THE EXERCISE
Give back the records below exactly, every one, with no pictures.

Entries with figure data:
◆ ◆ ◆ ◆

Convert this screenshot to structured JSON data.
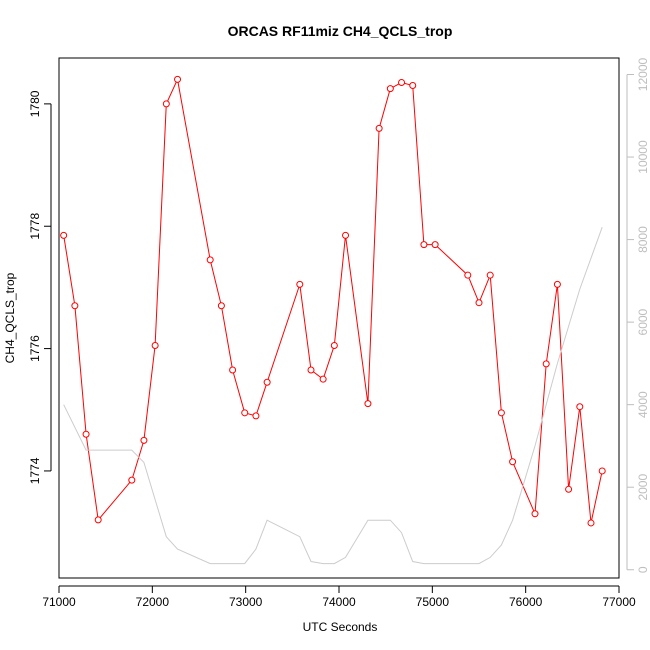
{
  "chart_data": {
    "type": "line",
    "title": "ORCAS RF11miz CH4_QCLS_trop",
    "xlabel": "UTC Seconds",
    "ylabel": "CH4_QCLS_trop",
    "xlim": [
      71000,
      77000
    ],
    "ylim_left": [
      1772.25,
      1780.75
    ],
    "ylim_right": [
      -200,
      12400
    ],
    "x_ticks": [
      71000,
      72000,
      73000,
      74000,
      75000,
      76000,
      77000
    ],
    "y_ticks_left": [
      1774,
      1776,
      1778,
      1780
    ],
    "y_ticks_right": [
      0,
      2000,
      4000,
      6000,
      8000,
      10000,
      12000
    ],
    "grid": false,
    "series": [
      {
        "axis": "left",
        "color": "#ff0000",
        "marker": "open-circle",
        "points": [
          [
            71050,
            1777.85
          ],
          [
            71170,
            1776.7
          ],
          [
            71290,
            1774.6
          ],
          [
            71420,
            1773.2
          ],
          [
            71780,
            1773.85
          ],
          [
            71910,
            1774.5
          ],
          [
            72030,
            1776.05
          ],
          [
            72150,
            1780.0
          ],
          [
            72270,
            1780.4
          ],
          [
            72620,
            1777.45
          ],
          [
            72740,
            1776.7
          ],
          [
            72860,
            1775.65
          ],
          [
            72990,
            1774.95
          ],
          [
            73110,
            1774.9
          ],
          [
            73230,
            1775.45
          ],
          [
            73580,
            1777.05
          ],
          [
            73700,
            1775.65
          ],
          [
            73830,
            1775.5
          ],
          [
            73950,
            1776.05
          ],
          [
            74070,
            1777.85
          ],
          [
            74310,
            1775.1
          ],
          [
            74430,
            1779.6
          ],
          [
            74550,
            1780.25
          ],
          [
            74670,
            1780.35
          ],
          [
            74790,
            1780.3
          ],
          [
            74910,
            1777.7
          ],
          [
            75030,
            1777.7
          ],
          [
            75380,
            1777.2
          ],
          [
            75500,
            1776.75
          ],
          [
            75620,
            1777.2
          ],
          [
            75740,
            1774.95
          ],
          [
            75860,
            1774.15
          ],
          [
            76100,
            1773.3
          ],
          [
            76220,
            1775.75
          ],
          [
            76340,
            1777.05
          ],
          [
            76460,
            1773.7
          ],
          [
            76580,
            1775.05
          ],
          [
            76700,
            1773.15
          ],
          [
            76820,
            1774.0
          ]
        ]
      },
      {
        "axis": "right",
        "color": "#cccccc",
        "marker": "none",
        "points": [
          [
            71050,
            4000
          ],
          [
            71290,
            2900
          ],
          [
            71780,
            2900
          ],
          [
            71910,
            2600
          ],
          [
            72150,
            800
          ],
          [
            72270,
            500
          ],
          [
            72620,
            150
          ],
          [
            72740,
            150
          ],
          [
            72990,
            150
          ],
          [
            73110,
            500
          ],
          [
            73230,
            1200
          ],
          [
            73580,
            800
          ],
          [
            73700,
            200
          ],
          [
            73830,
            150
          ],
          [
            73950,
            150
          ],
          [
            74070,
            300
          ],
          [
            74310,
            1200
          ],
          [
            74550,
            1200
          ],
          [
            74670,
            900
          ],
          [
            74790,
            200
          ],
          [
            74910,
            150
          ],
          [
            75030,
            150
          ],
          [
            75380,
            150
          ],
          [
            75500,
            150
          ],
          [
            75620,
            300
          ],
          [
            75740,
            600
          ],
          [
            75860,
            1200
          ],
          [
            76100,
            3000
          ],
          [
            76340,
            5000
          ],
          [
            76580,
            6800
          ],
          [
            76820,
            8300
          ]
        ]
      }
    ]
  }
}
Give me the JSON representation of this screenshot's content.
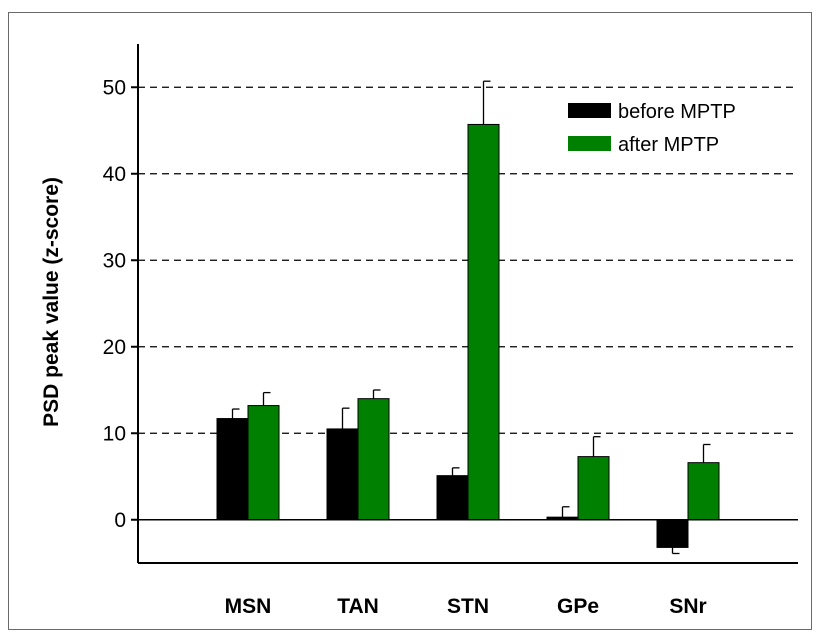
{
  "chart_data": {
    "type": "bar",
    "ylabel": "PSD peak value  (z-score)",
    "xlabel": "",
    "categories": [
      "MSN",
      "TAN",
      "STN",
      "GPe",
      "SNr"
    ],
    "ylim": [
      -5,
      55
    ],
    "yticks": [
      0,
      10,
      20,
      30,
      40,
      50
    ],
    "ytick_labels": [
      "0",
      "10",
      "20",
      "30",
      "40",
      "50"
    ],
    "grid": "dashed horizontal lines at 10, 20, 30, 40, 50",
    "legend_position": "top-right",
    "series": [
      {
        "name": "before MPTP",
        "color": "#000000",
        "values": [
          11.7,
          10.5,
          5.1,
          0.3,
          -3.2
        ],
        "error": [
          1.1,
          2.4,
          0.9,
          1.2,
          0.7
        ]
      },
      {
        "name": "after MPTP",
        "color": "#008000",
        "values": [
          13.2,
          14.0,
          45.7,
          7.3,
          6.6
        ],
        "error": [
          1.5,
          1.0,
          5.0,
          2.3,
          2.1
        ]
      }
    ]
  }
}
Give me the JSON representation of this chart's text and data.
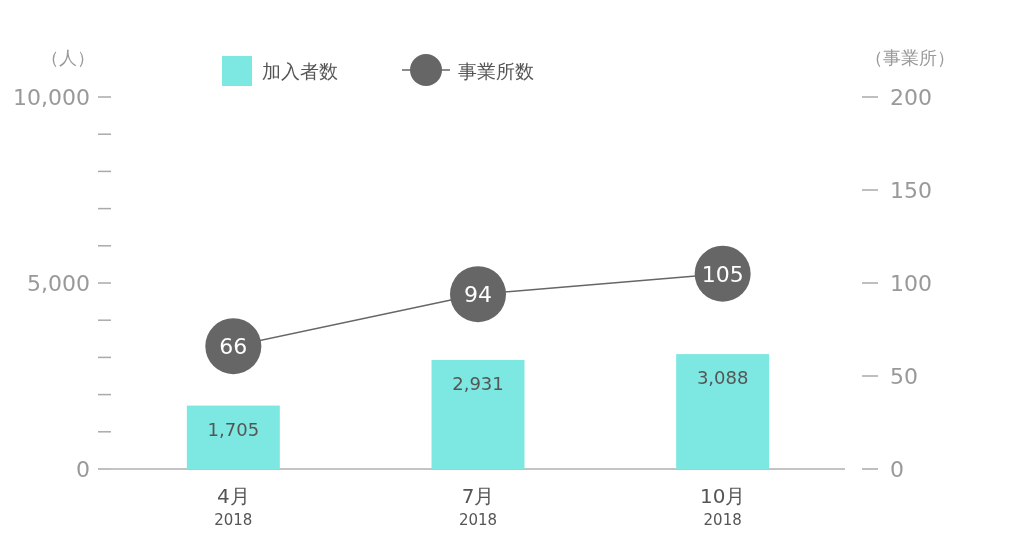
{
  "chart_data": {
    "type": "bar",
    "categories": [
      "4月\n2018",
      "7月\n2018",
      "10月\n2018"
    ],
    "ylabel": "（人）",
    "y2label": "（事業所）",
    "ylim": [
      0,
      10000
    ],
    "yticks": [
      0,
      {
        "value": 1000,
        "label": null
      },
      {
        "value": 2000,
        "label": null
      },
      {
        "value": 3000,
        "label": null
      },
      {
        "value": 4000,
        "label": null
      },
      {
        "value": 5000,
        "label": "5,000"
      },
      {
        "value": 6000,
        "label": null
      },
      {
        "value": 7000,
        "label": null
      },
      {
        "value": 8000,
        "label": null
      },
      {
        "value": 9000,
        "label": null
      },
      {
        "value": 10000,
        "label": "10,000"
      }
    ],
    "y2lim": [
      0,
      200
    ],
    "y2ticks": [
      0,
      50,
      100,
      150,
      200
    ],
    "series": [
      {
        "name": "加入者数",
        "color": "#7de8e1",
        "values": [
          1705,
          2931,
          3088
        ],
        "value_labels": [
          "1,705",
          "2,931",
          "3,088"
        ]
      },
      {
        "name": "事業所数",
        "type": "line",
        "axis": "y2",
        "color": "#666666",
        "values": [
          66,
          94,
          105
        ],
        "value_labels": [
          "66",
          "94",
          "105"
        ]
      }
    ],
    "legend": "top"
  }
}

◆ ◆ ◆ ◆

WRITTEN RESPONSE
Convert this screenshot to structured JSON data.
{
  "chart_data": {
    "type": "line",
    "title": "ORCAS RF11miz CH4_QCLS_trop",
    "xlabel": "UTC Seconds",
    "ylabel": "CH4_QCLS_trop",
    "xlim": [
      71000,
      77000
    ],
    "ylim_left": [
      1772.25,
      1780.75
    ],
    "ylim_right": [
      -200,
      12400
    ],
    "x_ticks": [
      71000,
      72000,
      73000,
      74000,
      75000,
      76000,
      77000
    ],
    "y_ticks_left": [
      1774,
      1776,
      1778,
      1780
    ],
    "y_ticks_right": [
      0,
      2000,
      4000,
      6000,
      8000,
      10000,
      12000
    ],
    "grid": false,
    "series": [
      {
        "axis": "left",
        "color": "#ff0000",
        "marker": "open-circle",
        "points": [
          [
            71050,
            1777.85
          ],
          [
            71170,
            1776.7
          ],
          [
            71290,
            1774.6
          ],
          [
            71420,
            1773.2
          ],
          [
            71780,
            1773.85
          ],
          [
            71910,
            1774.5
          ],
          [
            72030,
            1776.05
          ],
          [
            72150,
            1780.0
          ],
          [
            72270,
            1780.4
          ],
          [
            72620,
            1777.45
          ],
          [
            72740,
            1776.7
          ],
          [
            72860,
            1775.65
          ],
          [
            72990,
            1774.95
          ],
          [
            73110,
            1774.9
          ],
          [
            73230,
            1775.45
          ],
          [
            73580,
            1777.05
          ],
          [
            73700,
            1775.65
          ],
          [
            73830,
            1775.5
          ],
          [
            73950,
            1776.05
          ],
          [
            74070,
            1777.85
          ],
          [
            74310,
            1775.1
          ],
          [
            74430,
            1779.6
          ],
          [
            74550,
            1780.25
          ],
          [
            74670,
            1780.35
          ],
          [
            74790,
            1780.3
          ],
          [
            74910,
            1777.7
          ],
          [
            75030,
            1777.7
          ],
          [
            75380,
            1777.2
          ],
          [
            75500,
            1776.75
          ],
          [
            75620,
            1777.2
          ],
          [
            75740,
            1774.95
          ],
          [
            75860,
            1774.15
          ],
          [
            76100,
            1773.3
          ],
          [
            76220,
            1775.75
          ],
          [
            76340,
            1777.05
          ],
          [
            76460,
            1773.7
          ],
          [
            76580,
            1775.05
          ],
          [
            76700,
            1773.15
          ],
          [
            76820,
            1774.0
          ]
        ]
      },
      {
        "axis": "right",
        "color": "#cccccc",
        "marker": "none",
        "points": [
          [
            71050,
            4000
          ],
          [
            71290,
            2900
          ],
          [
            71780,
            2900
          ],
          [
            71910,
            2600
          ],
          [
            72150,
            800
          ],
          [
            72270,
            500
          ],
          [
            72620,
            150
          ],
          [
            72740,
            150
          ],
          [
            72990,
            150
          ],
          [
            73110,
            500
          ],
          [
            73230,
            1200
          ],
          [
            73580,
            800
          ],
          [
            73700,
            200
          ],
          [
            73830,
            150
          ],
          [
            73950,
            150
          ],
          [
            74070,
            300
          ],
          [
            74310,
            1200
          ],
          [
            74550,
            1200
          ],
          [
            74670,
            900
          ],
          [
            74790,
            200
          ],
          [
            74910,
            150
          ],
          [
            75030,
            150
          ],
          [
            75380,
            150
          ],
          [
            75500,
            150
          ],
          [
            75620,
            300
          ],
          [
            75740,
            600
          ],
          [
            75860,
            1200
          ],
          [
            76100,
            3000
          ],
          [
            76340,
            5000
          ],
          [
            76580,
            6800
          ],
          [
            76820,
            8300
          ]
        ]
      }
    ]
  }
}
Give me the JSON representation of this screenshot's content.
{
  "chart_data": {
    "type": "bar",
    "ylabel": "PSD peak value  (z-score)",
    "xlabel": "",
    "categories": [
      "MSN",
      "TAN",
      "STN",
      "GPe",
      "SNr"
    ],
    "ylim": [
      -5,
      55
    ],
    "yticks": [
      0,
      10,
      20,
      30,
      40,
      50
    ],
    "ytick_labels": [
      "0",
      "10",
      "20",
      "30",
      "40",
      "50"
    ],
    "grid": "dashed horizontal lines at 10, 20, 30, 40, 50",
    "legend_position": "top-right",
    "series": [
      {
        "name": "before MPTP",
        "color": "#000000",
        "values": [
          11.7,
          10.5,
          5.1,
          0.3,
          -3.2
        ],
        "error": [
          1.1,
          2.4,
          0.9,
          1.2,
          0.7
        ]
      },
      {
        "name": "after MPTP",
        "color": "#008000",
        "values": [
          13.2,
          14.0,
          45.7,
          7.3,
          6.6
        ],
        "error": [
          1.5,
          1.0,
          5.0,
          2.3,
          2.1
        ]
      }
    ]
  }
}
Give me the JSON representation of this chart's text and data.
{
  "chart_data": {
    "type": "bar",
    "categories": [
      "4月\n2018",
      "7月\n2018",
      "10月\n2018"
    ],
    "ylabel": "（人）",
    "y2label": "（事業所）",
    "ylim": [
      0,
      10000
    ],
    "yticks": [
      0,
      {
        "value": 1000,
        "label": null
      },
      {
        "value": 2000,
        "label": null
      },
      {
        "value": 3000,
        "label": null
      },
      {
        "value": 4000,
        "label": null
      },
      {
        "value": 5000,
        "label": "5,000"
      },
      {
        "value": 6000,
        "label": null
      },
      {
        "value": 7000,
        "label": null
      },
      {
        "value": 8000,
        "label": null
      },
      {
        "value": 9000,
        "label": null
      },
      {
        "value": 10000,
        "label": "10,000"
      }
    ],
    "y2lim": [
      0,
      200
    ],
    "y2ticks": [
      0,
      50,
      100,
      150,
      200
    ],
    "series": [
      {
        "name": "加入者数",
        "color": "#7de8e1",
        "values": [
          1705,
          2931,
          3088
        ],
        "value_labels": [
          "1,705",
          "2,931",
          "3,088"
        ]
      },
      {
        "name": "事業所数",
        "type": "line",
        "axis": "y2",
        "color": "#666666",
        "values": [
          66,
          94,
          105
        ],
        "value_labels": [
          "66",
          "94",
          "105"
        ]
      }
    ],
    "legend": "top"
  }
}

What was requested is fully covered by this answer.